## START

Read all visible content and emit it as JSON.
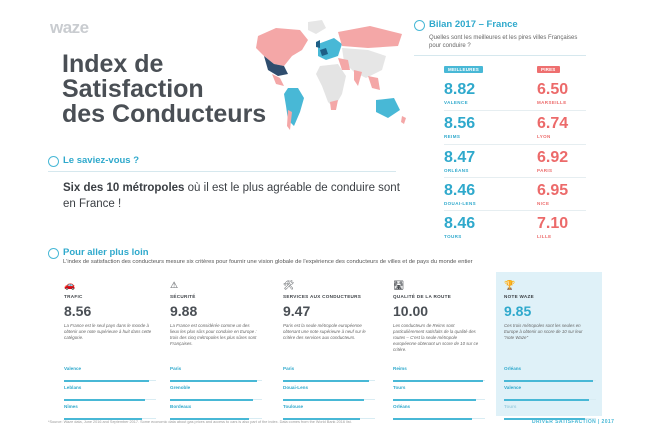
{
  "logo": "waze",
  "title": [
    "Index de",
    "Satisfaction",
    "des Conducteurs"
  ],
  "saviez": {
    "title": "Le saviez-vous ?",
    "fact_bold": "Six des 10 métropoles",
    "fact_rest": " où il est le plus agréable de conduire sont en France !"
  },
  "bilan": {
    "title": "Bilan 2017 – France",
    "subtitle": "Quelles sont les meilleures et les pires villes Françaises pour conduire ?",
    "best_tag": "MEILLEURES",
    "worst_tag": "PIRES",
    "best": [
      {
        "value": "8.82",
        "city": "VALENCE"
      },
      {
        "value": "8.56",
        "city": "REIMS"
      },
      {
        "value": "8.47",
        "city": "ORLÉANS"
      },
      {
        "value": "8.46",
        "city": "DOUAI-LENS"
      },
      {
        "value": "8.46",
        "city": "TOURS"
      }
    ],
    "worst": [
      {
        "value": "6.50",
        "city": "MARSEILLE"
      },
      {
        "value": "6.74",
        "city": "LYON"
      },
      {
        "value": "6.92",
        "city": "PARIS"
      },
      {
        "value": "6.95",
        "city": "NICE"
      },
      {
        "value": "7.10",
        "city": "LILLE"
      }
    ]
  },
  "plus": {
    "title": "Pour aller plus loin",
    "subtitle": "L'index de satisfaction des conducteurs mesure six critères pour fournir une vision globale de l'expérience des conducteurs de villes et de pays du monde entier"
  },
  "cards": [
    {
      "icon": "🚗",
      "icon_name": "traffic-icon",
      "label": "TRAFIC",
      "value": "8.56",
      "desc": "La France est le seul pays dans le monde à obtenir une note supérieure à huit dans cette catégorie.",
      "bars": [
        {
          "name": "Valence",
          "level": 0.92
        },
        {
          "name": "Leblans",
          "level": 0.88
        },
        {
          "name": "Nîmes",
          "level": 0.85
        }
      ]
    },
    {
      "icon": "⚠",
      "icon_name": "warning-icon",
      "label": "SÉCURITÉ",
      "value": "9.88",
      "desc": "La France est considérée comme un des lieux les plus sûrs pour conduire en Europe : trois des cinq métropoles les plus sûres sont Françaises.",
      "bars": [
        {
          "name": "Paris",
          "level": 0.95
        },
        {
          "name": "Grenoble",
          "level": 0.9
        },
        {
          "name": "Bordeaux",
          "level": 0.86
        }
      ]
    },
    {
      "icon": "🛠",
      "icon_name": "tools-icon",
      "label": "SERVICES AUX CONDUCTEURS",
      "value": "9.47",
      "desc": "Paris est la seule métropole européenne obtenant une note supérieure à neuf sur le critère des services aux conducteurs.",
      "bars": [
        {
          "name": "Paris",
          "level": 0.93
        },
        {
          "name": "Douai-Lens",
          "level": 0.88
        },
        {
          "name": "Toulouse",
          "level": 0.84
        }
      ]
    },
    {
      "icon": "🛣",
      "icon_name": "road-icon",
      "label": "QUALITÉ DE LA ROUTE",
      "value": "10.00",
      "desc": "Les conducteurs de Reims sont particulièrement satisfaits de la qualité des routes – C'est la seule métropole européenne obtenant un score de 10 sur ce critère.",
      "bars": [
        {
          "name": "Reims",
          "level": 0.98
        },
        {
          "name": "Tours",
          "level": 0.9
        },
        {
          "name": "Orléans",
          "level": 0.86
        }
      ]
    },
    {
      "icon": "🏆",
      "icon_name": "trophy-icon",
      "label": "NOTE WAZE",
      "value": "9.85",
      "desc": "Ces trois métropoles sont les seules en Europe à obtenir un score de 10 sur leur \"note Waze\"",
      "bars": [
        {
          "name": "Orléans",
          "level": 0.97
        },
        {
          "name": "Valence",
          "level": 0.92
        },
        {
          "name": "Tours",
          "level": 0.88,
          "faded": true
        }
      ]
    }
  ],
  "footnote": "*Source: Waze data, June 2016 and September 2017. Some economic data about gas prices and access to cars is also part of the index. Data comes from the World Bank 2016 list.",
  "footer": "DRIVER SATISFACTION | 2017",
  "colors": {
    "accent": "#48b8d6",
    "best": "#2fa9cc",
    "worst": "#ec6a6a",
    "map_pink": "#f4a7a7",
    "map_blue": "#48b8d6"
  }
}
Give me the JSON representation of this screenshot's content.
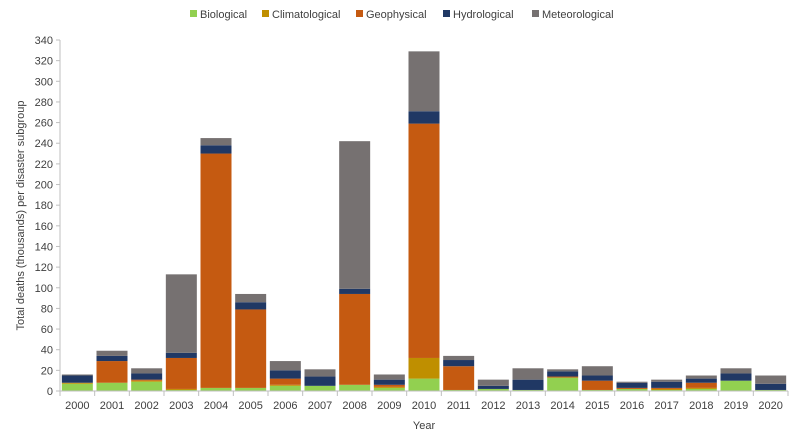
{
  "chart_data": {
    "type": "bar",
    "stacked": true,
    "title": "",
    "xlabel": "Year",
    "ylabel": "Total deaths (thousands) per disaster subgroup",
    "ylim": [
      0,
      340
    ],
    "yticks": [
      0,
      20,
      40,
      60,
      80,
      100,
      120,
      140,
      160,
      180,
      200,
      220,
      240,
      260,
      280,
      300,
      320,
      340
    ],
    "grid": false,
    "legend_position": "top",
    "categories": [
      "2000",
      "2001",
      "2002",
      "2003",
      "2004",
      "2005",
      "2006",
      "2007",
      "2008",
      "2009",
      "2010",
      "2011",
      "2012",
      "2013",
      "2014",
      "2015",
      "2016",
      "2017",
      "2018",
      "2019",
      "2020"
    ],
    "series": [
      {
        "name": "Biological",
        "color": "#92d050",
        "values": [
          7,
          8,
          9,
          1,
          3,
          3,
          5,
          5,
          6,
          3,
          12,
          1,
          2,
          1,
          13,
          1,
          2,
          1,
          2,
          10,
          1
        ]
      },
      {
        "name": "Climatological",
        "color": "#bf8f00",
        "values": [
          1,
          0,
          1,
          1,
          0,
          0,
          1,
          0,
          0,
          1,
          20,
          0,
          0,
          0,
          0,
          0,
          0,
          1,
          1,
          0,
          0
        ]
      },
      {
        "name": "Geophysical",
        "color": "#c55a11",
        "values": [
          0,
          21,
          1,
          30,
          227,
          76,
          6,
          0,
          88,
          2,
          227,
          23,
          0,
          0,
          1,
          9,
          1,
          1,
          5,
          0,
          0
        ]
      },
      {
        "name": "Hydrological",
        "color": "#203864",
        "values": [
          7,
          5,
          6,
          5,
          8,
          7,
          8,
          9,
          5,
          5,
          12,
          6,
          3,
          10,
          5,
          5,
          5,
          6,
          4,
          7,
          6
        ]
      },
      {
        "name": "Meteorological",
        "color": "#767171",
        "values": [
          1,
          5,
          5,
          76,
          7,
          8,
          9,
          7,
          143,
          5,
          58,
          4,
          6,
          11,
          2,
          9,
          1,
          2,
          3,
          5,
          8
        ]
      }
    ]
  }
}
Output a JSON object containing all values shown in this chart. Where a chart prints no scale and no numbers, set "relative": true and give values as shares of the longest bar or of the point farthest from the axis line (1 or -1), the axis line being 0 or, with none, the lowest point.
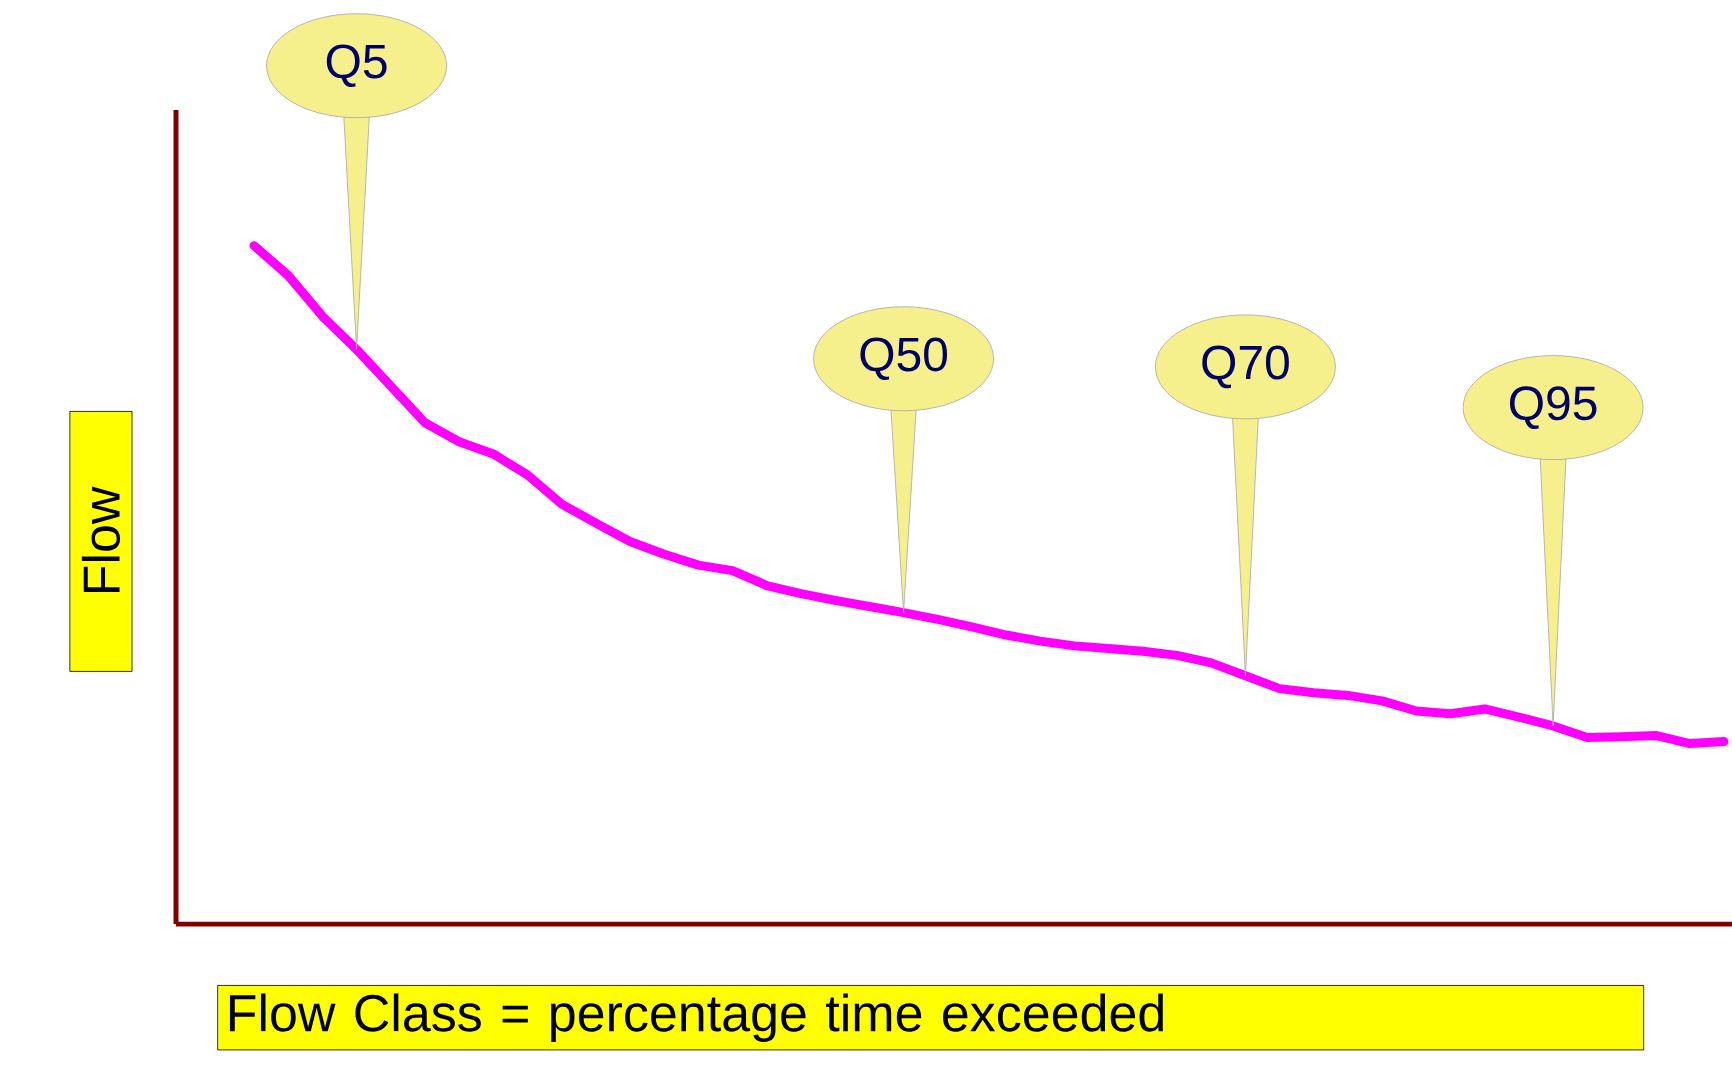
{
  "chart_data": {
    "type": "line",
    "relative": true,
    "xlabel": "Flow Class = percentage time exceeded",
    "ylabel": "Flow",
    "marker": "none",
    "line_style": "solid",
    "categories": [
      null,
      null,
      null,
      null,
      null,
      null,
      null,
      null,
      null,
      null,
      null,
      null,
      null,
      null,
      null,
      null,
      null,
      null,
      null,
      null,
      null,
      null,
      null,
      null,
      null,
      null,
      null,
      null,
      null,
      null,
      null,
      null,
      null,
      null,
      null,
      null,
      null,
      null,
      null,
      null,
      null,
      null,
      null,
      null
    ],
    "series": [
      {
        "color": "#ff00ff",
        "values": [
          1.0,
          0.956,
          0.896,
          0.847,
          0.793,
          0.739,
          0.711,
          0.693,
          0.662,
          0.619,
          0.591,
          0.564,
          0.545,
          0.529,
          0.521,
          0.499,
          0.487,
          0.477,
          0.468,
          0.459,
          0.449,
          0.438,
          0.426,
          0.417,
          0.41,
          0.406,
          0.402,
          0.396,
          0.385,
          0.366,
          0.347,
          0.341,
          0.337,
          0.329,
          0.314,
          0.31,
          0.317,
          0.305,
          0.292,
          0.275,
          0.276,
          0.278,
          0.266,
          0.269
        ]
      }
    ],
    "annotations": [
      "Q5",
      "Q50",
      "Q70",
      "Q95"
    ]
  }
}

## END

JOB: Check each line above for the string "Flow" and show the ones that have it.

SOLVED PROBLEM:
    "xlabel": "Flow Class = percentage time exceeded",
    "ylabel": "Flow",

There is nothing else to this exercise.